* _CHALLENGE_
Write out every line below that includes the word "near".

start INPUT DATA

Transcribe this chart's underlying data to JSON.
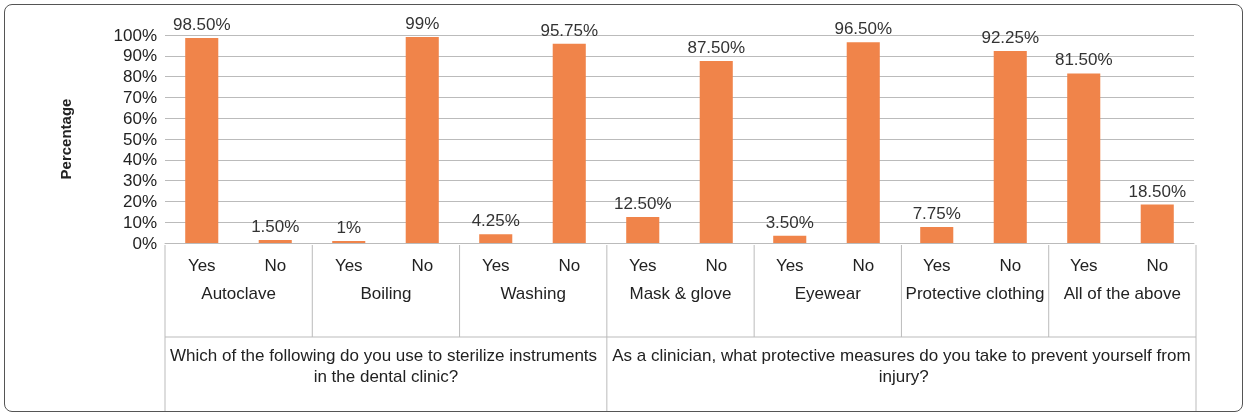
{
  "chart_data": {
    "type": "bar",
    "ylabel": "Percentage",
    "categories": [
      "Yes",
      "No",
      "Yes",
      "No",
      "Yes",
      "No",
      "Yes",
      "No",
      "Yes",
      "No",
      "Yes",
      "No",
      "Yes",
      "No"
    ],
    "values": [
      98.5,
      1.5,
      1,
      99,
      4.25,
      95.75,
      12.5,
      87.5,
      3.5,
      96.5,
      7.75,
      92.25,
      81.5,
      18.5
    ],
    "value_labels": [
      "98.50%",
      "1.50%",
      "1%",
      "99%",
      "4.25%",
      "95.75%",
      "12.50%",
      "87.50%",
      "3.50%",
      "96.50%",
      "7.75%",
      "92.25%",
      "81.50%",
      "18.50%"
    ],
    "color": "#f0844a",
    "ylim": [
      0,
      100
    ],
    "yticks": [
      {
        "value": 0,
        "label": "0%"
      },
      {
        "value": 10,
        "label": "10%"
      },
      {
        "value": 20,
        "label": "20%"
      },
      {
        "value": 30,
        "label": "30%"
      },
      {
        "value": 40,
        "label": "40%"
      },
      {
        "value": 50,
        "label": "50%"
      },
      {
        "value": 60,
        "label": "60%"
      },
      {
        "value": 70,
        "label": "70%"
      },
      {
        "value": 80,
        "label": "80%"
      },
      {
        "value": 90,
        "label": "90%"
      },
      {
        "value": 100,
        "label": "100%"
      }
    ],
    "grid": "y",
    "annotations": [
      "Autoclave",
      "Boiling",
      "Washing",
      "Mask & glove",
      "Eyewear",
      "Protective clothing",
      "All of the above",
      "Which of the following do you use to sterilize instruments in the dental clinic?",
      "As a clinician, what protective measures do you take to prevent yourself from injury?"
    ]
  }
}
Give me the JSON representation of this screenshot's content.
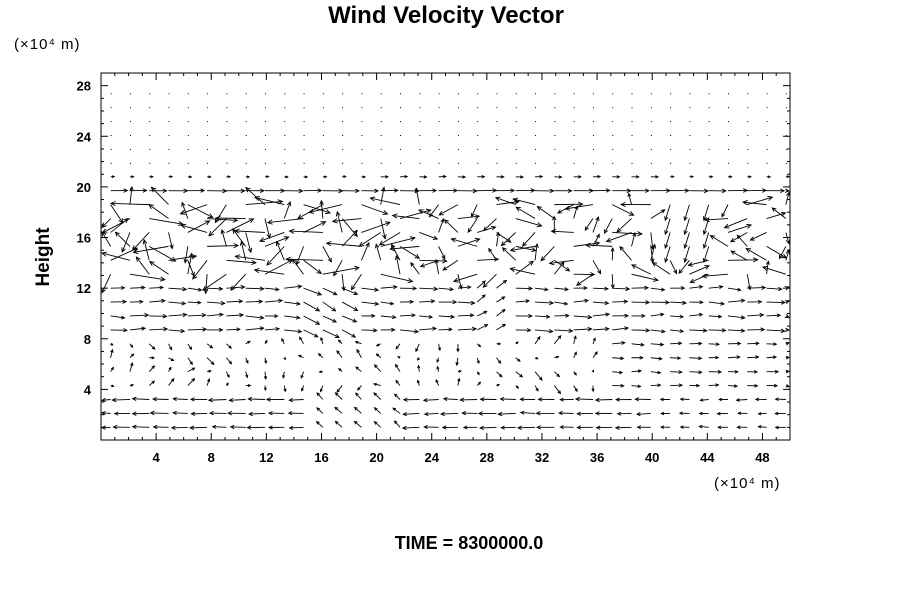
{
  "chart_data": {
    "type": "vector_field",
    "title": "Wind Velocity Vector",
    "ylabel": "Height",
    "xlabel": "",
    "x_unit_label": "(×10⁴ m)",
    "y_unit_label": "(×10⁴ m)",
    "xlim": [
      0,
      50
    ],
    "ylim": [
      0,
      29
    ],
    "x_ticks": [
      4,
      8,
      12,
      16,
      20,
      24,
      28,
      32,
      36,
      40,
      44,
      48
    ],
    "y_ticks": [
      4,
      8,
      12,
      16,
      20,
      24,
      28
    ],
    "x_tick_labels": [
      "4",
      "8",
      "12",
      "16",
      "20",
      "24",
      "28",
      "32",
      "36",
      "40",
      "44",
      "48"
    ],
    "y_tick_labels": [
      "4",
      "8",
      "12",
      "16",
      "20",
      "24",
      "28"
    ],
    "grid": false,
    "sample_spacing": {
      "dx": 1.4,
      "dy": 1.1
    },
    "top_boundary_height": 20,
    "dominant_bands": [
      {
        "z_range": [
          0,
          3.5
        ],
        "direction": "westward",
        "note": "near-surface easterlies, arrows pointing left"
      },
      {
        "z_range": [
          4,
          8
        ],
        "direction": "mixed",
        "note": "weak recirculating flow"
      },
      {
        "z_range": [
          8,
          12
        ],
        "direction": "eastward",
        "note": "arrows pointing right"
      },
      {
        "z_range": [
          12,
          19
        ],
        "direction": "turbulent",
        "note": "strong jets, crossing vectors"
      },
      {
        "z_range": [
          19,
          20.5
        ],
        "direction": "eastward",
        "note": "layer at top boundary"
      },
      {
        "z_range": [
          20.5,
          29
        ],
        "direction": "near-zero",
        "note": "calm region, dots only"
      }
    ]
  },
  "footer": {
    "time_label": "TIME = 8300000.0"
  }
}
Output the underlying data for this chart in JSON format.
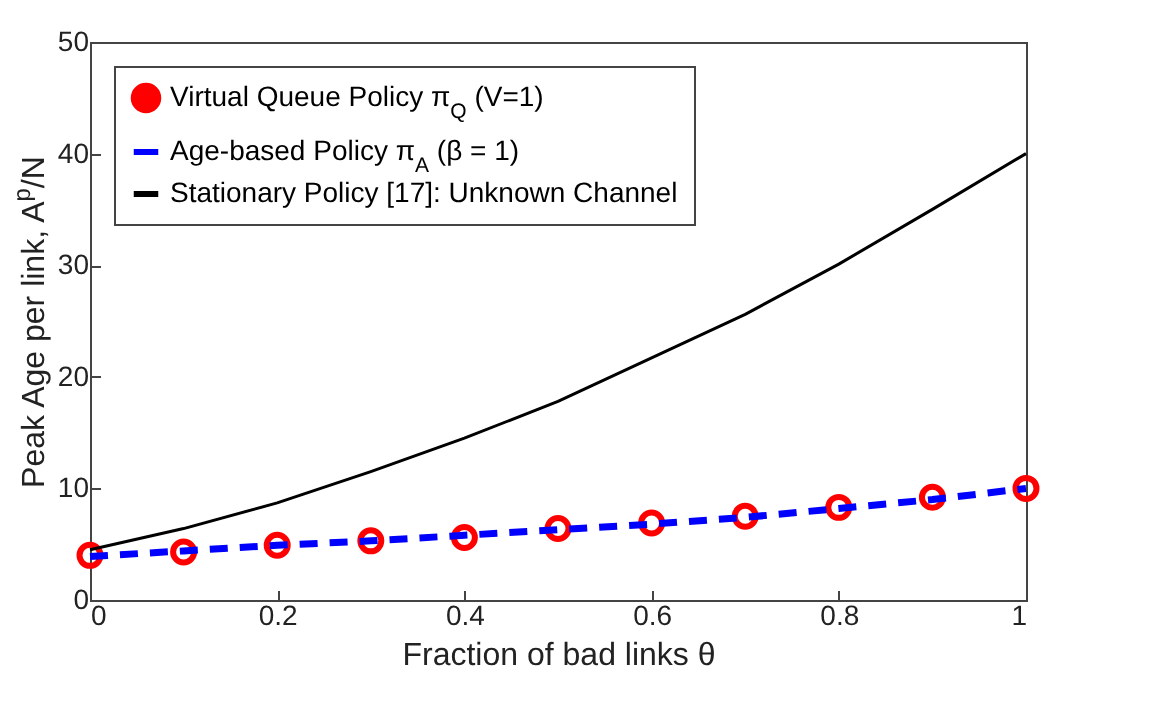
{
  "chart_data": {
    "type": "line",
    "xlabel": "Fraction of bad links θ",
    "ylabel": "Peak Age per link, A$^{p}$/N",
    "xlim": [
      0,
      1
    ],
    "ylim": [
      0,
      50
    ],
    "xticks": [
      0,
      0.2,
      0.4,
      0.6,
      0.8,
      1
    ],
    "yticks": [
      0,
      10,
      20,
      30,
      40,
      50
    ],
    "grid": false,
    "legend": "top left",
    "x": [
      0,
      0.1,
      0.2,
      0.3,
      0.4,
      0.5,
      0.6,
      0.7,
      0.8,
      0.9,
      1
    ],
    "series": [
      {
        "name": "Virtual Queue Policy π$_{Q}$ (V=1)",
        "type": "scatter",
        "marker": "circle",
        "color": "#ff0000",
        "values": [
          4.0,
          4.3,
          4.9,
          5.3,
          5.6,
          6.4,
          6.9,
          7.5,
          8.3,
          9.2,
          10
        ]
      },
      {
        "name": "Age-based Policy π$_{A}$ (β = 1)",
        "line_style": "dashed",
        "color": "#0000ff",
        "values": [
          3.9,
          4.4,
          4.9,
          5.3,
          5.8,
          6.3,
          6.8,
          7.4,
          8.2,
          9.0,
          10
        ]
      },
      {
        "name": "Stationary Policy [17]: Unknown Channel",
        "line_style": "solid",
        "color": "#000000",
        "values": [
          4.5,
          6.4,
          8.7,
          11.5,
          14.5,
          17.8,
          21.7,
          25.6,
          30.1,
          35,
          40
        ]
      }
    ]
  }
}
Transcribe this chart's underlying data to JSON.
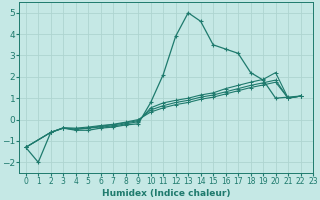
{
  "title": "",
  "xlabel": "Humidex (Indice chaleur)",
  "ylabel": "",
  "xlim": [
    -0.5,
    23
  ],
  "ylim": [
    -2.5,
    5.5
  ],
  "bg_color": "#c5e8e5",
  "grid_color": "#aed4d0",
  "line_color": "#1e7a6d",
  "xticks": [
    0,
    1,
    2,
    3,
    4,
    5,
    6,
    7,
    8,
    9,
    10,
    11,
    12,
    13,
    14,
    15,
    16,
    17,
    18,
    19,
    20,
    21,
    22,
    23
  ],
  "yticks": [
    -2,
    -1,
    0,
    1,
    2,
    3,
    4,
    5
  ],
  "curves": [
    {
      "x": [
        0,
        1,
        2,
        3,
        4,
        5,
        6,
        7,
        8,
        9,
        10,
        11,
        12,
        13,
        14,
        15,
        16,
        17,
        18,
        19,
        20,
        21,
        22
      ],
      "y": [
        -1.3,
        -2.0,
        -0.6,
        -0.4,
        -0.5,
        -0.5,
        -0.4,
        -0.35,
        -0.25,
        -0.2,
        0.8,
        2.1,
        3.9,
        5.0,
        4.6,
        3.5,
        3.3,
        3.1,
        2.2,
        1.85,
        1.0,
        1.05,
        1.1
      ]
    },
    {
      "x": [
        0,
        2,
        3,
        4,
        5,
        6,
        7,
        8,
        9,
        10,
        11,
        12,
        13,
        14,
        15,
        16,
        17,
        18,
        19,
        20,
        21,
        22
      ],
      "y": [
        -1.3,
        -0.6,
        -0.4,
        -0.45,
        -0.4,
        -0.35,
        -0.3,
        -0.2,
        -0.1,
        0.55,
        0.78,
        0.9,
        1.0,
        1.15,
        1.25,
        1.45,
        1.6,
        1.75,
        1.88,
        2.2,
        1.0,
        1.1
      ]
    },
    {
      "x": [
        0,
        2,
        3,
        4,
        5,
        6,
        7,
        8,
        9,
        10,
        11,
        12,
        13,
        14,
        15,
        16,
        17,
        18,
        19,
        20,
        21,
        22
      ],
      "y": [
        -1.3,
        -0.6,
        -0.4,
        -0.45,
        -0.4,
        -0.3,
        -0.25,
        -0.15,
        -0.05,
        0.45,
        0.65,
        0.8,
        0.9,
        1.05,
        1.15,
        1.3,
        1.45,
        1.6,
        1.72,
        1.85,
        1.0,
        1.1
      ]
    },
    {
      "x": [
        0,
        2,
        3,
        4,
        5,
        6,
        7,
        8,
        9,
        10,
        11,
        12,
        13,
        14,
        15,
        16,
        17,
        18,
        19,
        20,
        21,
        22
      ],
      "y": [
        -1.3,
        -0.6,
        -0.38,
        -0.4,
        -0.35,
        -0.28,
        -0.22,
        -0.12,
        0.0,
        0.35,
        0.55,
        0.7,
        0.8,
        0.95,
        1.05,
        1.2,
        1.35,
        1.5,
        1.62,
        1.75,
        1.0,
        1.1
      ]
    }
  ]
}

end INPUT DATA

* _FINISHED EXERCISE_
        "note": "near-surface easterlies, arrows pointing left"
        "direction": "near-zero",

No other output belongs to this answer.